(Records contained in a dataset)
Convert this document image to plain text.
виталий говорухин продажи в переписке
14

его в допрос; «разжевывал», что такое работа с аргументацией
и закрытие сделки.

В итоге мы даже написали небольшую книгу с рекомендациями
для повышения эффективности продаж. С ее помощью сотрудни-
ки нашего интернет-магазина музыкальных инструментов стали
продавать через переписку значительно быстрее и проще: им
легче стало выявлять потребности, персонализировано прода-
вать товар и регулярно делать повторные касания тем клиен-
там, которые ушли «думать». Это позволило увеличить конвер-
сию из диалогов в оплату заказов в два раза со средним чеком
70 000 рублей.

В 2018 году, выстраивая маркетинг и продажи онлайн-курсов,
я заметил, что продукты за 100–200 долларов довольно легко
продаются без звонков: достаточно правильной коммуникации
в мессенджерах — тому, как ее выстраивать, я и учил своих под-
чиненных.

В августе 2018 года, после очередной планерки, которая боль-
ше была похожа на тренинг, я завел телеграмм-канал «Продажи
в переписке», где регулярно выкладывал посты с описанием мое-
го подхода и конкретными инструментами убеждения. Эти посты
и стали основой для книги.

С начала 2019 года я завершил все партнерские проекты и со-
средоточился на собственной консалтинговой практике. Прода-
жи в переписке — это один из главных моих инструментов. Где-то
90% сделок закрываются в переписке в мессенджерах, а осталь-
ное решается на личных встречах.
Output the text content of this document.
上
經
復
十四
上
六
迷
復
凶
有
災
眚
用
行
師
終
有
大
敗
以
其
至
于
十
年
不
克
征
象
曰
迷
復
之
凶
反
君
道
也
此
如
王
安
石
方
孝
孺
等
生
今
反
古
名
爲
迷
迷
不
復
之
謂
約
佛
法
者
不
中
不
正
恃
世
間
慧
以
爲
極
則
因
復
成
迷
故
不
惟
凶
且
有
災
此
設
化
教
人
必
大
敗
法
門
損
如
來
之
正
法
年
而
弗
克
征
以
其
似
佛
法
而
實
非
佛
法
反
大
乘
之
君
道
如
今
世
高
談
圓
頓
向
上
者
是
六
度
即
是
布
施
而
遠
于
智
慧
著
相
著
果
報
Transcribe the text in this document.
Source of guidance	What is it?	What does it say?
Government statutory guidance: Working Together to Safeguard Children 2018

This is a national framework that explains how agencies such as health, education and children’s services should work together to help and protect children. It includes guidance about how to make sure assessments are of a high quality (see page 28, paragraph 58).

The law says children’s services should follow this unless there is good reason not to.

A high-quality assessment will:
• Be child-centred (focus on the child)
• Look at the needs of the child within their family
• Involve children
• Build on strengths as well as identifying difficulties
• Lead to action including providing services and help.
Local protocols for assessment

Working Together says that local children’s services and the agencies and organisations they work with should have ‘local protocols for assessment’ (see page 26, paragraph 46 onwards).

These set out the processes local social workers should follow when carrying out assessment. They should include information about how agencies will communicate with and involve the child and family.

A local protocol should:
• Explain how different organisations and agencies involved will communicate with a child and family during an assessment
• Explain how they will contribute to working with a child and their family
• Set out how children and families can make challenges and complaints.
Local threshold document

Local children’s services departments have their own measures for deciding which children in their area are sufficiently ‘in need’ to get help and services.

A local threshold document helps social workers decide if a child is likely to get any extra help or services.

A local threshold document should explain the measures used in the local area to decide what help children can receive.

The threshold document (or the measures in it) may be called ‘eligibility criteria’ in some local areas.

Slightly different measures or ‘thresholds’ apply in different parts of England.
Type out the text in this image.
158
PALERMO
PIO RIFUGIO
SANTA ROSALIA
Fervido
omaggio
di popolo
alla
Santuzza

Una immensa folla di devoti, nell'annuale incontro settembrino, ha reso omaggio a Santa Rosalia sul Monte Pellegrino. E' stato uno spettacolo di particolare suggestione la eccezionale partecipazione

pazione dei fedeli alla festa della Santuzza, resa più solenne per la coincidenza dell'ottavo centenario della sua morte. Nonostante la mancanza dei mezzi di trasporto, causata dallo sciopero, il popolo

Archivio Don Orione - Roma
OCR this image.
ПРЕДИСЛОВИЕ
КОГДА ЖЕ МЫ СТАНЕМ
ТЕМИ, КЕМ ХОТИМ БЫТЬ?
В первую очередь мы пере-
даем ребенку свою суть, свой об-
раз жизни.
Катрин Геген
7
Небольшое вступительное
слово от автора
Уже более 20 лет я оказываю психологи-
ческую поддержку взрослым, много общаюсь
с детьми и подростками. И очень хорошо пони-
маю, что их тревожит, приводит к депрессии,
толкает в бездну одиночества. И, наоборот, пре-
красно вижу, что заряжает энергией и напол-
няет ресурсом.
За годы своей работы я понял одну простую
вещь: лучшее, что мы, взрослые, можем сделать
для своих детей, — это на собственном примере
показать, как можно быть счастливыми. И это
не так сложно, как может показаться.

### WHAT THE TASK ASKS
Check each line of the entries for the string "omaggio". Copy the lines that have it.

### WRITTEN REPLY
omaggio
Una immensa folla di devoti, nell'annuale incontro settembrino, ha reso omaggio a Santa Rosalia sul Monte Pellegrino. E' stato uno spettacolo di particolare suggestione la eccezionale partecipazione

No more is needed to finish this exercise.